>> START

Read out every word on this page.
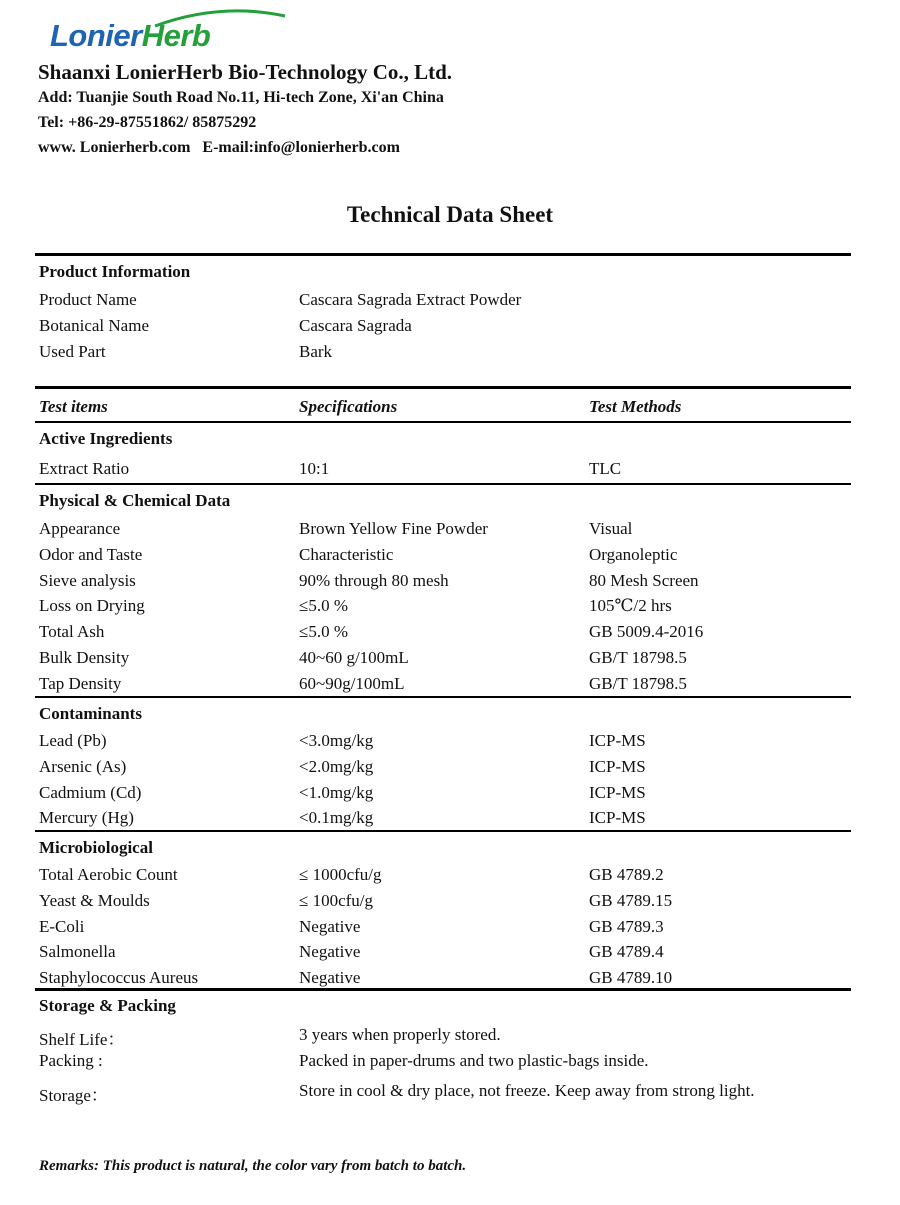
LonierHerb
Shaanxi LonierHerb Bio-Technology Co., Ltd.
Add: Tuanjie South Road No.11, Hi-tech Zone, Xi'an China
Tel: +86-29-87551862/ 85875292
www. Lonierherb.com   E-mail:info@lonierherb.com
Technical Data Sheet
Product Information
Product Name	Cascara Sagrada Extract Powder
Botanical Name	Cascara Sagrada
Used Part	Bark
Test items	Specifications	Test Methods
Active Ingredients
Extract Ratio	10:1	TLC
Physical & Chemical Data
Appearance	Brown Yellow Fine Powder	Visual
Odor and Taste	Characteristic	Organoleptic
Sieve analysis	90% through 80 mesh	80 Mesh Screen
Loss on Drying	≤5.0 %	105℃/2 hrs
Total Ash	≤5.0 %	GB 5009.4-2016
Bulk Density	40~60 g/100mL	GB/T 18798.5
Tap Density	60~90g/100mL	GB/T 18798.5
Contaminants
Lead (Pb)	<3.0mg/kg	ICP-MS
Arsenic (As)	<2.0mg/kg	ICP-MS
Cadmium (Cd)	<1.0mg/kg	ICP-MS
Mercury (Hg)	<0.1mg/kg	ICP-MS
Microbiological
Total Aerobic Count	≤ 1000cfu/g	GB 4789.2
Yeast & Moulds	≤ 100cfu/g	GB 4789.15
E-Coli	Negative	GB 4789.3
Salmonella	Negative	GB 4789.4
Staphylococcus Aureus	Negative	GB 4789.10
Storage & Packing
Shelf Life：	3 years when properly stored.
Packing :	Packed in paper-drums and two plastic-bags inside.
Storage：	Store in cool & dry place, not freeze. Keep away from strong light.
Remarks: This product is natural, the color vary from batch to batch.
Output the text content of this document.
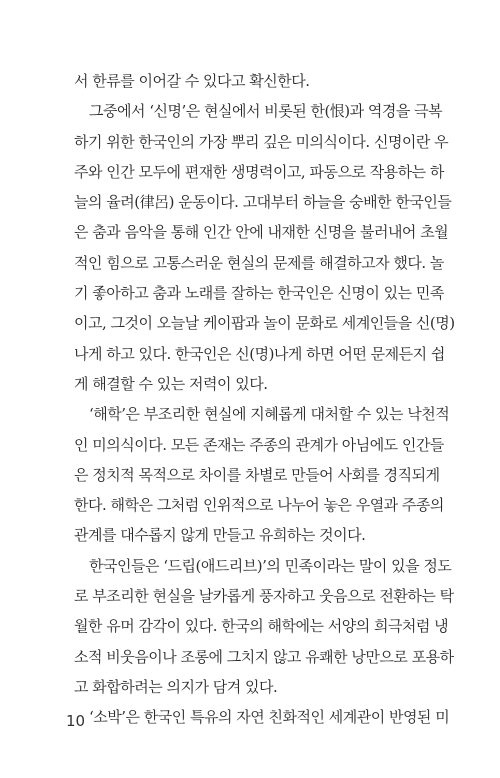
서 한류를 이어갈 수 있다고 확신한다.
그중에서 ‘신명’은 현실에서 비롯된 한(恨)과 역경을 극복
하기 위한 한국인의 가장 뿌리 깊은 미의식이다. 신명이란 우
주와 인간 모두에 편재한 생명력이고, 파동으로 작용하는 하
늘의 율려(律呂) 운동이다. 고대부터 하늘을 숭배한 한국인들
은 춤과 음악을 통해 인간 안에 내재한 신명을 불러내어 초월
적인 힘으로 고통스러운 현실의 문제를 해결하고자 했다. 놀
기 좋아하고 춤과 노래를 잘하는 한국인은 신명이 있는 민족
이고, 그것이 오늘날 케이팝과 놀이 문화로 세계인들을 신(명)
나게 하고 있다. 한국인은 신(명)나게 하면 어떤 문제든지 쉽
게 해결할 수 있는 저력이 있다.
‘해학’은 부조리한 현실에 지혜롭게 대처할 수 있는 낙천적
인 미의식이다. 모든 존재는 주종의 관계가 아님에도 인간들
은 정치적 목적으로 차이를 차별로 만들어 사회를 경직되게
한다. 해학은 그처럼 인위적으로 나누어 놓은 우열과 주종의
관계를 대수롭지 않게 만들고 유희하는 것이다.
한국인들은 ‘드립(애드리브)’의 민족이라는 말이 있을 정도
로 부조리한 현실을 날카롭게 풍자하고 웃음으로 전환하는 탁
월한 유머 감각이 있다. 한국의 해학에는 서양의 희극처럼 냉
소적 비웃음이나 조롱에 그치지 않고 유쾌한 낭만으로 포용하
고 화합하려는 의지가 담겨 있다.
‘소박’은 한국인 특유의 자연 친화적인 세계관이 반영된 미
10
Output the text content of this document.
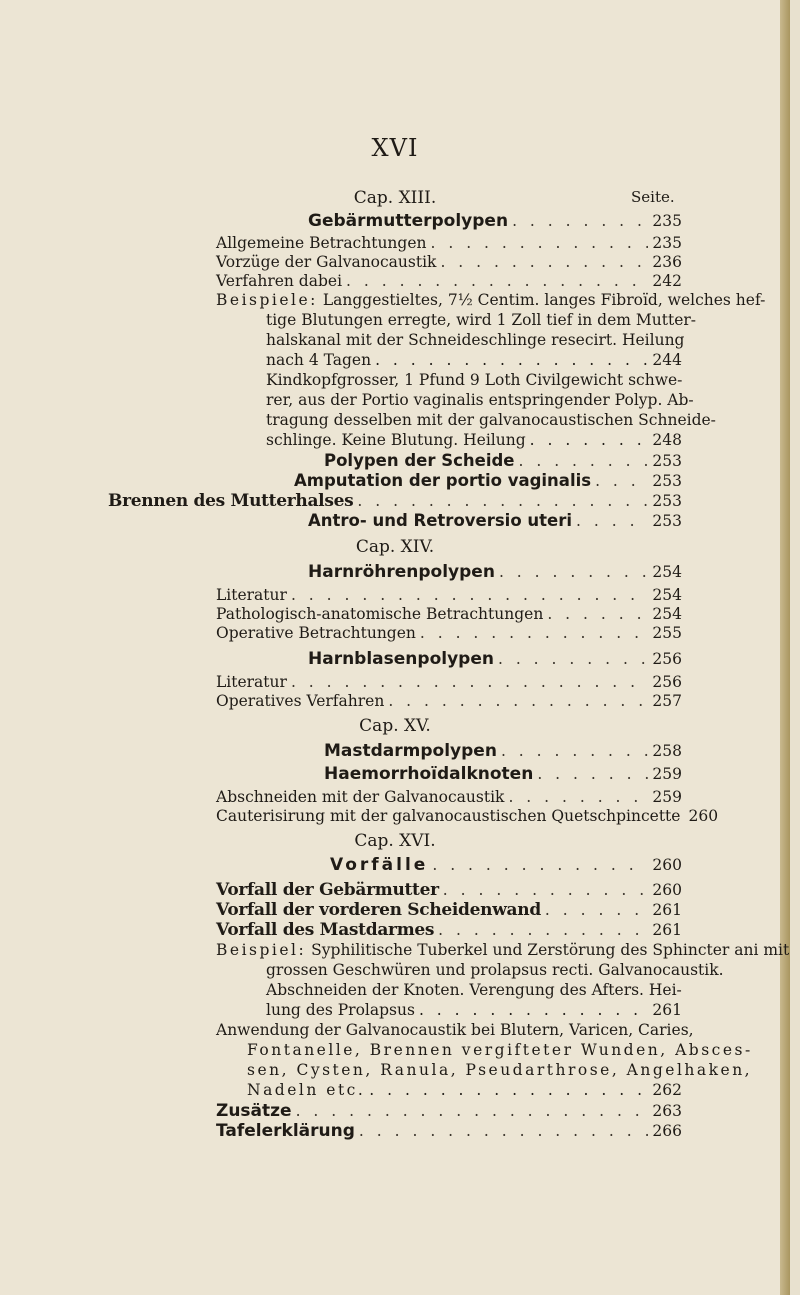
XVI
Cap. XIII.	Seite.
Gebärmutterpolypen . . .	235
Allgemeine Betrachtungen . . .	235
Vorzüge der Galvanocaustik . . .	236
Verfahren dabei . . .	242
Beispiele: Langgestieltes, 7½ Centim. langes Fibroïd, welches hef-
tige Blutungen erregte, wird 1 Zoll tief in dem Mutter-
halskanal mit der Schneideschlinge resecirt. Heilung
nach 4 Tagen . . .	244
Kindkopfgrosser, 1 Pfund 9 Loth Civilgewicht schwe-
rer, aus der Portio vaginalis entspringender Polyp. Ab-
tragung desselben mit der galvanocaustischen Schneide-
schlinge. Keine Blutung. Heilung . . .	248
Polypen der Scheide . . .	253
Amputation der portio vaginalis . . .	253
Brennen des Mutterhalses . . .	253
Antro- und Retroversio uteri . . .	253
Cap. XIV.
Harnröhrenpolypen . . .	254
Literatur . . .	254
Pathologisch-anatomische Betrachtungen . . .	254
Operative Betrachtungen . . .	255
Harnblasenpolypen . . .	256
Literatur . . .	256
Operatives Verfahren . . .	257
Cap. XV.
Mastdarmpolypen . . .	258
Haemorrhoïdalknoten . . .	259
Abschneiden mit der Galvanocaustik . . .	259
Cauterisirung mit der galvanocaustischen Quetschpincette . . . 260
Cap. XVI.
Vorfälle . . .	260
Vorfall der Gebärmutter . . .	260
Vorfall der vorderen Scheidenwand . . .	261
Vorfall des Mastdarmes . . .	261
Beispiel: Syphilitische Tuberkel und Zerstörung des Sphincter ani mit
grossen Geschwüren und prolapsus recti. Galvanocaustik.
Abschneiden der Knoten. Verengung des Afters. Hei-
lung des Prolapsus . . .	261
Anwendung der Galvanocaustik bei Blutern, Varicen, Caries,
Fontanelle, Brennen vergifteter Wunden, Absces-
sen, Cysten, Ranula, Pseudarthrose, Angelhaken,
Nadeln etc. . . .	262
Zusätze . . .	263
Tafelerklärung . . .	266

>> END
>> START

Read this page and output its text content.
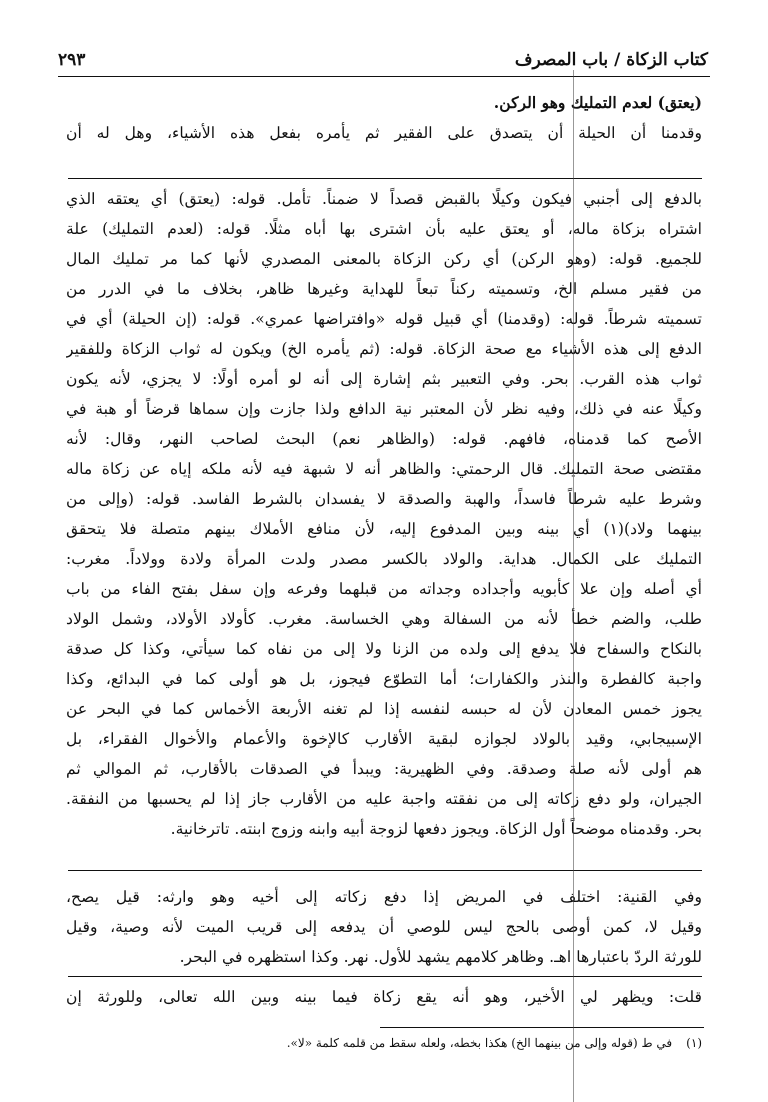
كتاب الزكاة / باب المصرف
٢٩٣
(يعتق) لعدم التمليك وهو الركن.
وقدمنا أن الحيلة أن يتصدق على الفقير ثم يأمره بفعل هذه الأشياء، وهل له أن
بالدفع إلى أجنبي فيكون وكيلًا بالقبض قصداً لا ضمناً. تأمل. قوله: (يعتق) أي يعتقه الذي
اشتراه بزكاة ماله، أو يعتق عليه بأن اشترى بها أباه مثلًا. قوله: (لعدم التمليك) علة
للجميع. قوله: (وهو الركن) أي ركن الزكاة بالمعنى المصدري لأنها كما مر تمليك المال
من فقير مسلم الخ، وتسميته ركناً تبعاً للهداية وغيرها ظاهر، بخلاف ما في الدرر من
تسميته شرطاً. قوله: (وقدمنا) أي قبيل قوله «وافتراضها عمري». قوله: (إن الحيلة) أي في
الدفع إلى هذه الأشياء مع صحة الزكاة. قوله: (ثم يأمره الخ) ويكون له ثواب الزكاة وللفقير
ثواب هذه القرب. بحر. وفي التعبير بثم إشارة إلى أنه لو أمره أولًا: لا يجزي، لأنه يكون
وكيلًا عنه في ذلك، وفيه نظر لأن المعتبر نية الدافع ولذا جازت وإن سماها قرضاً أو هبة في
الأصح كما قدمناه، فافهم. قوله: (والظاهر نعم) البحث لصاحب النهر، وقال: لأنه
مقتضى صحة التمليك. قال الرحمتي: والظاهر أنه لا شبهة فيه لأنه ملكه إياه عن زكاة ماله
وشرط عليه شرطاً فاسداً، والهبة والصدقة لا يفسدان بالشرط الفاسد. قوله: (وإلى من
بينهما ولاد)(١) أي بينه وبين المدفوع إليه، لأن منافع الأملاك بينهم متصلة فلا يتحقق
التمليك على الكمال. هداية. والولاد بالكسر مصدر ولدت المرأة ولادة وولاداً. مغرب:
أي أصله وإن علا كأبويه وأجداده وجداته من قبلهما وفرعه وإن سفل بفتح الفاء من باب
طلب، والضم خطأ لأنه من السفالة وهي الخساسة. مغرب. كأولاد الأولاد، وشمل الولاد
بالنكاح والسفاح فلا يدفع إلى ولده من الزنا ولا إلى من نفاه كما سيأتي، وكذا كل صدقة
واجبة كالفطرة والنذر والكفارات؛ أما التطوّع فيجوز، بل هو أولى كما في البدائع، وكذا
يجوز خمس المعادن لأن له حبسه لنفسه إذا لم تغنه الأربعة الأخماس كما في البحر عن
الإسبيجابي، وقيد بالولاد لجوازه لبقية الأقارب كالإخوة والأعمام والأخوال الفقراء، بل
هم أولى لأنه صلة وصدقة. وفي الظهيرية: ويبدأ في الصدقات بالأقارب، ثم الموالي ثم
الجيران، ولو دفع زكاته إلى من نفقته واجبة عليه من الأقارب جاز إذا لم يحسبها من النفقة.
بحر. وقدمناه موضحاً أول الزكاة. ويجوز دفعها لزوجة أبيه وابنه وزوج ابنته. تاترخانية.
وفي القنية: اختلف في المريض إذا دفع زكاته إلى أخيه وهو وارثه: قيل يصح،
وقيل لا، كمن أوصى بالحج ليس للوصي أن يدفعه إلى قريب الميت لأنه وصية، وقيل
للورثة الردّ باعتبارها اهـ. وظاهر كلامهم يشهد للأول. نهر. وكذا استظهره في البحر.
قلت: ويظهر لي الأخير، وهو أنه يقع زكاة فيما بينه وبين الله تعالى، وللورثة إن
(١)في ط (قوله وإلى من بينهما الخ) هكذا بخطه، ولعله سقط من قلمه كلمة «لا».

>> END

Goal:
Gather from the records above every line containing the string "أولى".

Task answer:
واجبة كالفطرة والنذر والكفارات؛ أما التطوّع فيجوز، بل هو أولى كما في البدائع، وكذا
هم أولى لأنه صلة وصدقة. وفي الظهيرية: ويبدأ في الصدقات بالأقارب، ثم الموالي ثم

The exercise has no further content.